═════ Dataset entries ═════

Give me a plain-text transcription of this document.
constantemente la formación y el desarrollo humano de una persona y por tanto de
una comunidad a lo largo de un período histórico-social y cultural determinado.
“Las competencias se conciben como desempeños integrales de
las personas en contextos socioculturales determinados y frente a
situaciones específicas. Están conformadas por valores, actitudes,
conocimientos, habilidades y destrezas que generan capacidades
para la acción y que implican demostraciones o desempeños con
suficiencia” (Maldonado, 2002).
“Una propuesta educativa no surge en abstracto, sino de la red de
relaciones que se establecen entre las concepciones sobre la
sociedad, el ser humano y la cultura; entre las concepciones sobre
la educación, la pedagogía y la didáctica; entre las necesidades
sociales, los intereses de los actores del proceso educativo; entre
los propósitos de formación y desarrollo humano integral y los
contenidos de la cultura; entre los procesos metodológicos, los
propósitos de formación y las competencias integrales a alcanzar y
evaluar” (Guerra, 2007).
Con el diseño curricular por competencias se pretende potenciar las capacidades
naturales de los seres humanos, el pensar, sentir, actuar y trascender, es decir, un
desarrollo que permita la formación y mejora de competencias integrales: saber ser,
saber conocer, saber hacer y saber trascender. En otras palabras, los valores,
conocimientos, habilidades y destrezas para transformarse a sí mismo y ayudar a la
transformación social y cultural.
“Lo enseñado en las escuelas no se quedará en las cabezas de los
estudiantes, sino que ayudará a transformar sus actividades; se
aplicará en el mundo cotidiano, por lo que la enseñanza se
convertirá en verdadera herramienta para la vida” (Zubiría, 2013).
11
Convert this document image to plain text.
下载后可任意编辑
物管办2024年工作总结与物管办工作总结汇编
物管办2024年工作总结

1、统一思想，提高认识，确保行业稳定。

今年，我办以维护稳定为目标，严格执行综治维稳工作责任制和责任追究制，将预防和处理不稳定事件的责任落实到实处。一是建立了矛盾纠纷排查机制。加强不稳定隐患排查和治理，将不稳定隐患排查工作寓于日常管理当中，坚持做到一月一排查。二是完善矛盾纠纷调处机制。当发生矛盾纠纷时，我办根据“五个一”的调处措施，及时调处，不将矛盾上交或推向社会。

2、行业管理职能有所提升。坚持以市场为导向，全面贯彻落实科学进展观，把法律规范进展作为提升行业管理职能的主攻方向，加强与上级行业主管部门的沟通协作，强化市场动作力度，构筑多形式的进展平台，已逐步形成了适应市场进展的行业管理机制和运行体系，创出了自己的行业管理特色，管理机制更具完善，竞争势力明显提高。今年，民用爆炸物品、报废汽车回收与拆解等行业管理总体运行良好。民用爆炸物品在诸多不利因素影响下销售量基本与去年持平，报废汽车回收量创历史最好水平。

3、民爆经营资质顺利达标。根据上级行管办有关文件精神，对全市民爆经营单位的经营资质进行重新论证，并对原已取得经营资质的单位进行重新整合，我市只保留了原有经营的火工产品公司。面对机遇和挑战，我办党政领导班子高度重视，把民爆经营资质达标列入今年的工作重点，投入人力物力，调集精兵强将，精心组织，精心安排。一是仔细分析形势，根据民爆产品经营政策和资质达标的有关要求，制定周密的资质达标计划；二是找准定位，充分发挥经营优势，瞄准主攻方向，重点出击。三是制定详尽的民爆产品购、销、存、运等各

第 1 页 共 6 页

═════

> Request:
Which lines include the word "valores"? Copy every one of them.

> Final answer:
situaciones específicas. Están conformadas por valores, actitudes,
saber conocer, saber hacer y saber trascender. En otras palabras, los valores,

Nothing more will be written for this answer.